Aim of the task. Write out the entire listing below exactly, with the pictures left out.

Data excerpts.
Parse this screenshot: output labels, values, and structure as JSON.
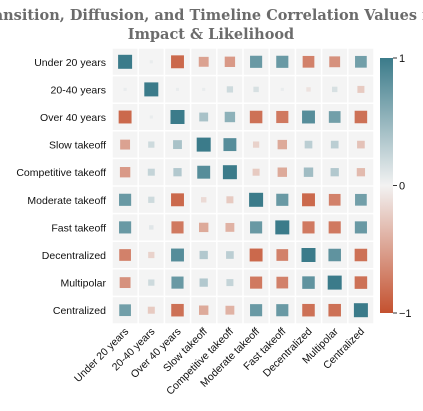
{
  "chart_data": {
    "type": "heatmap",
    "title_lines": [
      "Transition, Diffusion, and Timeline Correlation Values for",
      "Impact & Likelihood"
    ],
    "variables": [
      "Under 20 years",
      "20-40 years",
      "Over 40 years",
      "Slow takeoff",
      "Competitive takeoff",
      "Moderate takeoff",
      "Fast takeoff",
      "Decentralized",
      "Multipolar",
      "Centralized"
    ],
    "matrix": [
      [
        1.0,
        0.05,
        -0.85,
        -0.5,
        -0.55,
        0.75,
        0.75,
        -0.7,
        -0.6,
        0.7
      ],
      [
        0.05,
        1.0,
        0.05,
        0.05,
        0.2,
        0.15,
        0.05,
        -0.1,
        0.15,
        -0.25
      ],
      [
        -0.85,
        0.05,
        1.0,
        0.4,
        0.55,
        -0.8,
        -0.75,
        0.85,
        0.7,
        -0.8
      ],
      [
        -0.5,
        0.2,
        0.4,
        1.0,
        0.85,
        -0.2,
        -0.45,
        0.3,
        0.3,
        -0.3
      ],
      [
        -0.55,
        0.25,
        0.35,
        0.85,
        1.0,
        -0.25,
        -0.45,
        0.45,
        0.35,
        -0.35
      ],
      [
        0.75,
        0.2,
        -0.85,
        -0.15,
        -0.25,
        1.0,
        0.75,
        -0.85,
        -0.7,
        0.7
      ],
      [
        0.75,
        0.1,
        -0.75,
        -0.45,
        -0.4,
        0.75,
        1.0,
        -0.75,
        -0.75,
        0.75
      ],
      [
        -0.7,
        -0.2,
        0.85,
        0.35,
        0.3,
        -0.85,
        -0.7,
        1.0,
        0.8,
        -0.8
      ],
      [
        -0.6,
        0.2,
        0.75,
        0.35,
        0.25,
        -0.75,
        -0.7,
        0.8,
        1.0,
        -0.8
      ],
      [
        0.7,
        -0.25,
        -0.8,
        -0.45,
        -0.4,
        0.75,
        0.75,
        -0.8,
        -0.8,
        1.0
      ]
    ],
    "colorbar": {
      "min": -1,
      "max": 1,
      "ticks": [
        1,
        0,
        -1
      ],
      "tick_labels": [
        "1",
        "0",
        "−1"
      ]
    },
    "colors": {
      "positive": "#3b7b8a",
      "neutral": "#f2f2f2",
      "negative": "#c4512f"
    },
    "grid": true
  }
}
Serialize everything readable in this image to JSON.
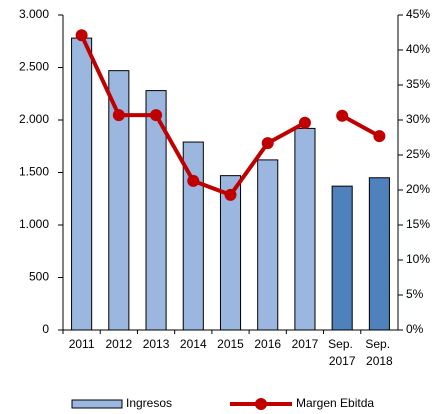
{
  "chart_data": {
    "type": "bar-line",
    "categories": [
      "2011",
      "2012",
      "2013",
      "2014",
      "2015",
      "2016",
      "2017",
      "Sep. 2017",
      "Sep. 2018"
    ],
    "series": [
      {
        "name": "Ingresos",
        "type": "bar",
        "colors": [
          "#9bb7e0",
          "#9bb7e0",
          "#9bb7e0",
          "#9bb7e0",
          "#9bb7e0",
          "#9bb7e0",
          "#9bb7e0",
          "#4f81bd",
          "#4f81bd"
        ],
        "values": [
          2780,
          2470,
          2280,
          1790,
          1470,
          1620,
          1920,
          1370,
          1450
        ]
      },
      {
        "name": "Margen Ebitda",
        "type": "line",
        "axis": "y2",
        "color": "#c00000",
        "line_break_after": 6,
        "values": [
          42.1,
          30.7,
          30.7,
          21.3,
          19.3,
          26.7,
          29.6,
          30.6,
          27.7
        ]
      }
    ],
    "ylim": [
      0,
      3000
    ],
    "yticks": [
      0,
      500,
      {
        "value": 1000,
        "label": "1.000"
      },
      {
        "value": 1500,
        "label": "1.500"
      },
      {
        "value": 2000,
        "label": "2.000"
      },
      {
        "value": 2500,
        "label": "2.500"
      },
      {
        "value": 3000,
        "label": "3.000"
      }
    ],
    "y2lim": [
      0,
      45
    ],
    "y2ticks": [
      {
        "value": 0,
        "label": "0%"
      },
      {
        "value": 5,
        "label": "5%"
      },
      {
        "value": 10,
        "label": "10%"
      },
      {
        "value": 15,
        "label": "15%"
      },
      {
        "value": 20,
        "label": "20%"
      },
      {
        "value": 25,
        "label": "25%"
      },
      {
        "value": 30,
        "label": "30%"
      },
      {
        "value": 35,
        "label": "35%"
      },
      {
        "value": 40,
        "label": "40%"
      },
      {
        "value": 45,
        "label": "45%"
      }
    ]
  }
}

Reply.
Parse this screenshot: output labels, values, and structure as JSON.
{
  "chart_data": {
    "type": "heatmap",
    "title_lines": [
      "Transition, Diffusion, and Timeline Correlation Values for",
      "Impact & Likelihood"
    ],
    "variables": [
      "Under 20 years",
      "20-40 years",
      "Over 40 years",
      "Slow takeoff",
      "Competitive takeoff",
      "Moderate takeoff",
      "Fast takeoff",
      "Decentralized",
      "Multipolar",
      "Centralized"
    ],
    "matrix": [
      [
        1.0,
        0.05,
        -0.85,
        -0.5,
        -0.55,
        0.75,
        0.75,
        -0.7,
        -0.6,
        0.7
      ],
      [
        0.05,
        1.0,
        0.05,
        0.05,
        0.2,
        0.15,
        0.05,
        -0.1,
        0.15,
        -0.25
      ],
      [
        -0.85,
        0.05,
        1.0,
        0.4,
        0.55,
        -0.8,
        -0.75,
        0.85,
        0.7,
        -0.8
      ],
      [
        -0.5,
        0.2,
        0.4,
        1.0,
        0.85,
        -0.2,
        -0.45,
        0.3,
        0.3,
        -0.3
      ],
      [
        -0.55,
        0.25,
        0.35,
        0.85,
        1.0,
        -0.25,
        -0.45,
        0.45,
        0.35,
        -0.35
      ],
      [
        0.75,
        0.2,
        -0.85,
        -0.15,
        -0.25,
        1.0,
        0.75,
        -0.85,
        -0.7,
        0.7
      ],
      [
        0.75,
        0.1,
        -0.75,
        -0.45,
        -0.4,
        0.75,
        1.0,
        -0.75,
        -0.75,
        0.75
      ],
      [
        -0.7,
        -0.2,
        0.85,
        0.35,
        0.3,
        -0.85,
        -0.7,
        1.0,
        0.8,
        -0.8
      ],
      [
        -0.6,
        0.2,
        0.75,
        0.35,
        0.25,
        -0.75,
        -0.7,
        0.8,
        1.0,
        -0.8
      ],
      [
        0.7,
        -0.25,
        -0.8,
        -0.45,
        -0.4,
        0.75,
        0.75,
        -0.8,
        -0.8,
        1.0
      ]
    ],
    "colorbar": {
      "min": -1,
      "max": 1,
      "ticks": [
        1,
        0,
        -1
      ],
      "tick_labels": [
        "1",
        "0",
        "−1"
      ]
    },
    "colors": {
      "positive": "#3b7b8a",
      "neutral": "#f2f2f2",
      "negative": "#c4512f"
    },
    "grid": true
  }
}
Serialize everything readable in this image to JSON.
{
  "chart_data": {
    "type": "bar-line",
    "categories": [
      "2011",
      "2012",
      "2013",
      "2014",
      "2015",
      "2016",
      "2017",
      "Sep. 2017",
      "Sep. 2018"
    ],
    "series": [
      {
        "name": "Ingresos",
        "type": "bar",
        "colors": [
          "#9bb7e0",
          "#9bb7e0",
          "#9bb7e0",
          "#9bb7e0",
          "#9bb7e0",
          "#9bb7e0",
          "#9bb7e0",
          "#4f81bd",
          "#4f81bd"
        ],
        "values": [
          2780,
          2470,
          2280,
          1790,
          1470,
          1620,
          1920,
          1370,
          1450
        ]
      },
      {
        "name": "Margen Ebitda",
        "type": "line",
        "axis": "y2",
        "color": "#c00000",
        "line_break_after": 6,
        "values": [
          42.1,
          30.7,
          30.7,
          21.3,
          19.3,
          26.7,
          29.6,
          30.6,
          27.7
        ]
      }
    ],
    "ylim": [
      0,
      3000
    ],
    "yticks": [
      0,
      500,
      {
        "value": 1000,
        "label": "1.000"
      },
      {
        "value": 1500,
        "label": "1.500"
      },
      {
        "value": 2000,
        "label": "2.000"
      },
      {
        "value": 2500,
        "label": "2.500"
      },
      {
        "value": 3000,
        "label": "3.000"
      }
    ],
    "y2lim": [
      0,
      45
    ],
    "y2ticks": [
      {
        "value": 0,
        "label": "0%"
      },
      {
        "value": 5,
        "label": "5%"
      },
      {
        "value": 10,
        "label": "10%"
      },
      {
        "value": 15,
        "label": "15%"
      },
      {
        "value": 20,
        "label": "20%"
      },
      {
        "value": 25,
        "label": "25%"
      },
      {
        "value": 30,
        "label": "30%"
      },
      {
        "value": 35,
        "label": "35%"
      },
      {
        "value": 40,
        "label": "40%"
      },
      {
        "value": 45,
        "label": "45%"
      }
    ]
  }
}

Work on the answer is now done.